(Data items)
┏━━

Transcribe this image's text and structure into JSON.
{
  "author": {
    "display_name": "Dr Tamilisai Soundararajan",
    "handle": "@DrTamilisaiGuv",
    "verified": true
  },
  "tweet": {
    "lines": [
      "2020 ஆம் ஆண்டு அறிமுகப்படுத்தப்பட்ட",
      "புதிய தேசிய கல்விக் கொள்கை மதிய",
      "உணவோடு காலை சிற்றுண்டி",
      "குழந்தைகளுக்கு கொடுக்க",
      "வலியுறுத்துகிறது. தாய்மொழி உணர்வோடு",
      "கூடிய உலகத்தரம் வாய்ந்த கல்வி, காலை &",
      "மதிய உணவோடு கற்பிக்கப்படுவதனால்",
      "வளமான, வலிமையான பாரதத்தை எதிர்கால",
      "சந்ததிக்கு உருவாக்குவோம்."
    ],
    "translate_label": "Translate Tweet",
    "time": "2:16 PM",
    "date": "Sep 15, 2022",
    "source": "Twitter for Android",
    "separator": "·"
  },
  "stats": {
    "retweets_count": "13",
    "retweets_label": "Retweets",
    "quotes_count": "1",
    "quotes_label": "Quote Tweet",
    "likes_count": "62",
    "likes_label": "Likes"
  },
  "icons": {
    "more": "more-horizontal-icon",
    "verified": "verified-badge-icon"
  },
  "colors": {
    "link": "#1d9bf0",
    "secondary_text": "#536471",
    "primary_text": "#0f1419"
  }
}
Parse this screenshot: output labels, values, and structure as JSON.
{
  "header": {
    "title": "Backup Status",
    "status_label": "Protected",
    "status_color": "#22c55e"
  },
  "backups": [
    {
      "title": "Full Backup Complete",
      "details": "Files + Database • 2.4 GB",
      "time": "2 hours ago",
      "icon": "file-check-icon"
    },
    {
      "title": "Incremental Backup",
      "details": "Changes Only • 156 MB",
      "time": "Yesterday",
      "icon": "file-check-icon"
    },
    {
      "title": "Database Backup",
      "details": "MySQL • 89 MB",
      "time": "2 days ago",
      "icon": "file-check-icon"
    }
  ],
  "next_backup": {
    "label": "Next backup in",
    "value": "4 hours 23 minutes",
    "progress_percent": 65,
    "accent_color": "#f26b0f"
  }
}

┗━━

### GOAL OF THE EXERCISE
Starting from the line containing "Parse this screenshot: output", repeat each line through the end of the entries, exactly.

### TASK ANSWER
Parse this screenshot: output labels, values, and structure as JSON.
{
  "header": {
    "title": "Backup Status",
    "status_label": "Protected",
    "status_color": "#22c55e"
  },
  "backups": [
    {
      "title": "Full Backup Complete",
      "details": "Files + Database • 2.4 GB",
      "time": "2 hours ago",
      "icon": "file-check-icon"
    },
    {
      "title": "Incremental Backup",
      "details": "Changes Only • 156 MB",
      "time": "Yesterday",
      "icon": "file-check-icon"
    },
    {
      "title": "Database Backup",
      "details": "MySQL • 89 MB",
      "time": "2 days ago",
      "icon": "file-check-icon"
    }
  ],
  "next_backup": {
    "label": "Next backup in",
    "value": "4 hours 23 minutes",
    "progress_percent": 65,
    "accent_color": "#f26b0f"
  }
}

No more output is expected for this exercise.